Locate the lines where "Сергеевич" occurs and copy them as they stand.

| Provided entries |
------------------------------------------------------------------------

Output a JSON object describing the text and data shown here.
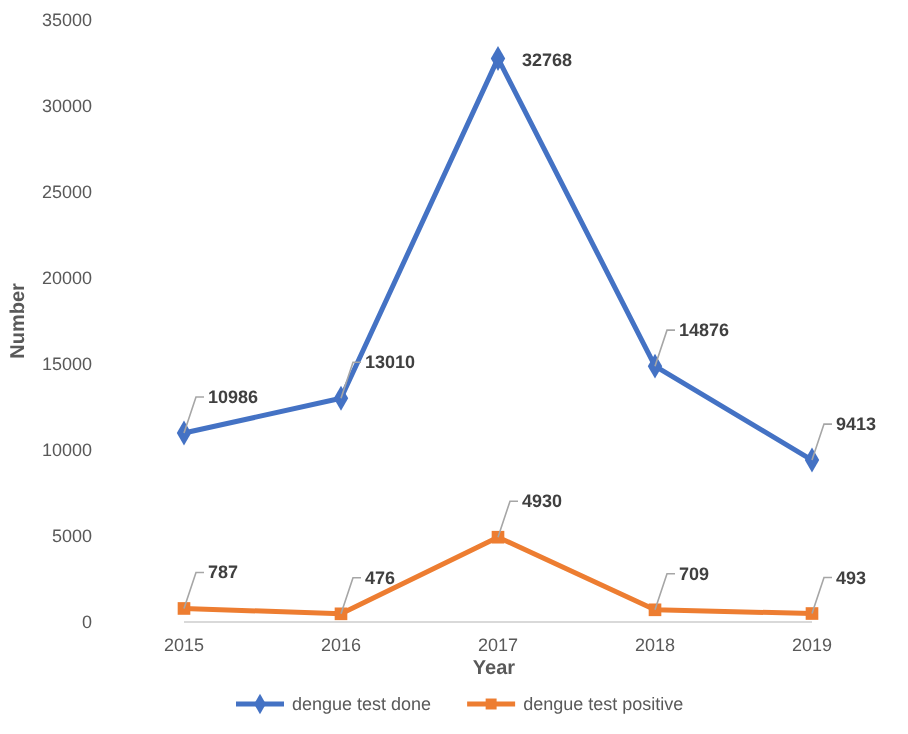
{
  "chart_data": {
    "type": "line",
    "xlabel": "Year",
    "ylabel": "Number",
    "categories": [
      "2015",
      "2016",
      "2017",
      "2018",
      "2019"
    ],
    "series": [
      {
        "name": "dengue test done",
        "color": "#4472c4",
        "marker": "diamond",
        "values": [
          10986,
          13010,
          32768,
          14876,
          9413
        ]
      },
      {
        "name": "dengue test positive",
        "color": "#ed7d31",
        "marker": "square",
        "values": [
          787,
          476,
          4930,
          709,
          493
        ]
      }
    ],
    "ylim": [
      0,
      35000
    ],
    "yticks": [
      0,
      5000,
      10000,
      15000,
      20000,
      25000,
      30000,
      35000
    ],
    "data_labels": true,
    "legend": "bottom"
  }
}
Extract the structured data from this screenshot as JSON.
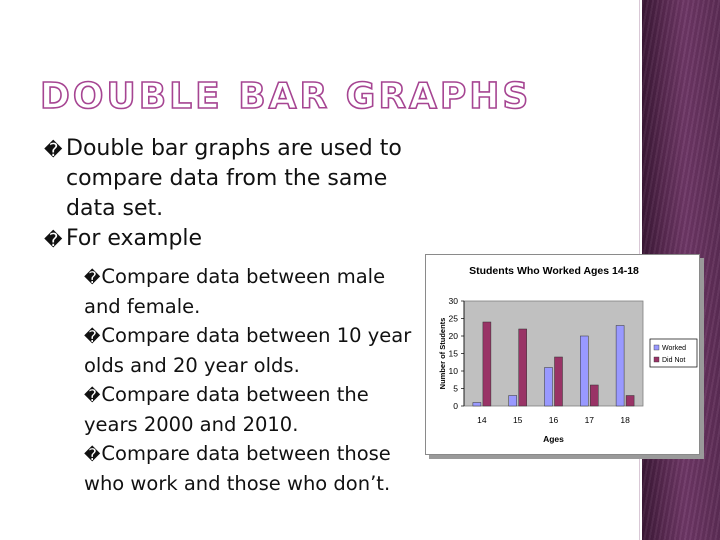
{
  "slide": {
    "title": "DOUBLE BAR GRAPHS",
    "bullet_marker": "�",
    "bullets": [
      {
        "text": "Double bar graphs are used to compare data from the same data set."
      },
      {
        "text": "For example"
      }
    ],
    "sub_bullets": [
      {
        "text": "Compare data between male and female."
      },
      {
        "text": "Compare data between 10 year olds and 20 year olds."
      },
      {
        "text": "Compare data between the years 2000 and 2010."
      },
      {
        "text": "Compare data between those who work and those who don’t."
      }
    ]
  },
  "chart_data": {
    "type": "bar",
    "title": "Students Who Worked Ages 14-18",
    "xlabel": "Ages",
    "ylabel": "Number of Students",
    "categories": [
      "14",
      "15",
      "16",
      "17",
      "18"
    ],
    "series": [
      {
        "name": "Worked",
        "color": "#9999ff",
        "values": [
          1,
          3,
          11,
          20,
          23
        ]
      },
      {
        "name": "Did Not",
        "color": "#993366",
        "values": [
          24,
          22,
          14,
          6,
          3
        ]
      }
    ],
    "ylim": [
      0,
      30
    ],
    "yticks": [
      "0",
      "5",
      "10",
      "15",
      "20",
      "25",
      "30"
    ],
    "plot_background": "#c0c0c0",
    "grid": false,
    "legend": "right"
  }
}
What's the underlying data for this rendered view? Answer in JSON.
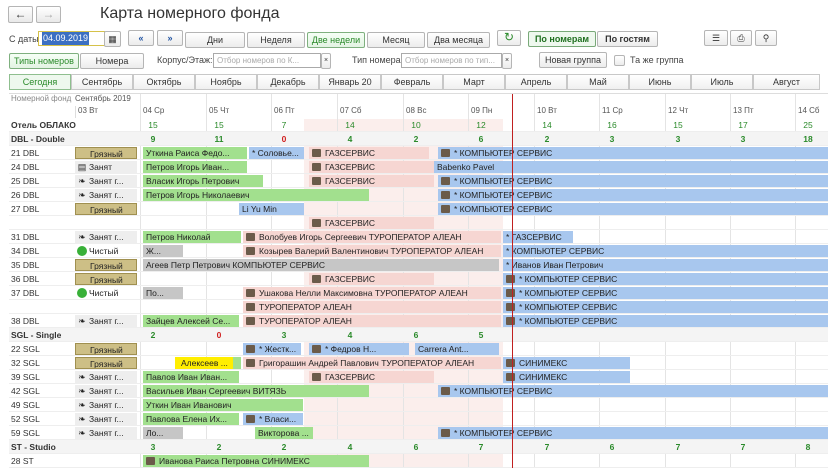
{
  "window": {
    "title": "Карта номерного фонда",
    "back_icon": "arrow-left-icon",
    "forward_icon": "arrow-right-icon"
  },
  "toolbar": {
    "date_label": "С даты:",
    "date_value": "04.09.2019",
    "period_buttons": [
      "Дни",
      "Неделя",
      "Две недели",
      "Месяц",
      "Два месяца"
    ],
    "selected_period": "Две недели",
    "mode_buttons": [
      "По номерам",
      "По гостям"
    ],
    "room_types_button": "Типы номеров",
    "rooms_button": "Номера",
    "corpus_label": "Корпус/Этаж:",
    "corpus_placeholder": "Отбор номеров по К...",
    "room_type_label": "Тип номера:",
    "room_type_placeholder": "Отбор номеров по тип...",
    "new_group_button": "Новая группа",
    "same_group_label": "Та же группа"
  },
  "months": [
    "Сегодня",
    "Сентябрь",
    "Октябрь",
    "Ноябрь",
    "Декабрь",
    "Январь 20",
    "Февраль",
    "Март",
    "Апрель",
    "Май",
    "Июнь",
    "Июль",
    "Август"
  ],
  "grid": {
    "corner_label": "Номерной фонд",
    "month_label": "Сентябрь 2019",
    "days": [
      "03 Вт",
      "04 Ср",
      "05 Чт",
      "06 Пт",
      "07 Сб",
      "08 Вс",
      "09 Пн",
      "10 Вт",
      "11 Ср",
      "12 Чт",
      "13 Пт",
      "14 Сб"
    ],
    "hotel": "Отель ОБЛАКО",
    "hotel_counts": [
      "15",
      "15",
      "7",
      "14",
      "10",
      "12",
      "14",
      "16",
      "15",
      "17",
      "25"
    ]
  },
  "groups": [
    {
      "name": "DBL - Double",
      "counts": [
        "9",
        "11",
        "0",
        "4",
        "2",
        "6",
        "2",
        "3",
        "3",
        "3",
        "18"
      ]
    },
    {
      "name": "SGL - Single",
      "counts": [
        "2",
        "0",
        "3",
        "4",
        "6",
        "5",
        "",
        "",
        "",
        "",
        ""
      ]
    },
    {
      "name": "ST - Studio",
      "counts": [
        "3",
        "2",
        "2",
        "4",
        "6",
        "7",
        "7",
        "6",
        "7",
        "7",
        "8"
      ]
    }
  ],
  "rooms": [
    {
      "room": "21 DBL",
      "status": "Грязный"
    },
    {
      "room": "24 DBL",
      "status": "Занят"
    },
    {
      "room": "25 DBL",
      "status": "Занят г..."
    },
    {
      "room": "26 DBL",
      "status": "Занят г..."
    },
    {
      "room": "27 DBL",
      "status": "Грязный"
    },
    {
      "room": "31 DBL",
      "status": "Занят г..."
    },
    {
      "room": "34 DBL",
      "status": "Чистый"
    },
    {
      "room": "35 DBL",
      "status": "Грязный"
    },
    {
      "room": "36 DBL",
      "status": "Грязный"
    },
    {
      "room": "37 DBL",
      "status": "Чистый"
    },
    {
      "room": "38 DBL",
      "status": "Занят г..."
    },
    {
      "room": "22 SGL",
      "status": "Грязный"
    },
    {
      "room": "32 SGL",
      "status": "Грязный"
    },
    {
      "room": "39 SGL",
      "status": "Занят г..."
    },
    {
      "room": "42 SGL",
      "status": "Занят г..."
    },
    {
      "room": "49 SGL",
      "status": "Занят г..."
    },
    {
      "room": "52 SGL",
      "status": "Занят г..."
    },
    {
      "room": "59 SGL",
      "status": "Занят г..."
    },
    {
      "room": "28 ST",
      "status": ""
    }
  ],
  "bookings": {
    "b1": "Уткина Раиса Федо...",
    "b2": "* Соловье...",
    "b3": "ГАЗСЕРВИС",
    "b4": "* КОМПЬЮТЕР СЕРВИС",
    "b5": "Петров Игорь Иван...",
    "b6": "ГАЗСЕРВИС",
    "b7": "Babenko Pavel",
    "b8": "Власик Игорь Петрович",
    "b9": "ГАЗСЕРВИС",
    "b10": "* КОМПЬЮТЕР СЕРВИС",
    "b11": "Петров Игорь Николаевич",
    "b12": "* КОМПЬЮТЕР СЕРВИС",
    "b13": "Li Yu Min",
    "b14": "* КОМПЬЮТЕР СЕРВИС",
    "b15": "ГАЗСЕРВИС",
    "b16": "Петров Николай",
    "b17": "Волобуев Игорь Сергеевич ТУРОПЕРАТОР АЛЕАН",
    "b18": "* ГАЗСЕРВИС",
    "b19": "Ж...",
    "b20": "Козырев Валерий Валентинович ТУРОПЕРАТОР АЛЕАН",
    "b21": "* КОМПЬЮТЕР СЕРВИС",
    "b22": "Агеев Петр Петрович КОМПЬЮТЕР СЕРВИС",
    "b23": "* Иванов Иван Петрович",
    "b24": "ГАЗСЕРВИС",
    "b25": "* КОМПЬЮТЕР СЕРВИС",
    "b26": "По...",
    "b27": "Ушакова Нелли Максимовна ТУРОПЕРАТОР АЛЕАН",
    "b28": "* КОМПЬЮТЕР СЕРВИС",
    "b29": "ТУРОПЕРАТОР АЛЕАН",
    "b30": "* КОМПЬЮТЕР СЕРВИС",
    "b31": "Зайцев Алексей Се...",
    "b32": "ТУРОПЕРАТОР АЛЕАН",
    "b33": "* КОМПЬЮТЕР СЕРВИС",
    "b34": "* Жестк...",
    "b35": "* Федров Н...",
    "b36": "Carrera Ant...",
    "b37": "Алексеев ...",
    "b38": "Григорашин Андрей Павлович ТУРОПЕРАТОР АЛЕАН",
    "b39": "СИНИМЕКС",
    "b40": "Павлов Иван Иван...",
    "b41": "ГАЗСЕРВИС",
    "b42": "СИНИМЕКС",
    "b43": "Васильев Иван Сергеевич ВИТЯЗЬ",
    "b44": "* КОМПЬЮТЕР СЕРВИС",
    "b45": "Уткин Иван Иванович",
    "b46": "Павлова Елена Их...",
    "b47": "* Власи...",
    "b48": "Ло...",
    "b49": "Викторова ...",
    "b50": "* КОМПЬЮТЕР СЕРВИС",
    "b51": "Иванова Раиса Петровна СИНИМЕКС"
  }
}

------------------------------------------------------------------------

| Written answer |
    "b17": "Волобуев Игорь Сергеевич ТУРОПЕРАТОР АЛЕАН",
    "b43": "Васильев Иван Сергеевич ВИТЯЗЬ",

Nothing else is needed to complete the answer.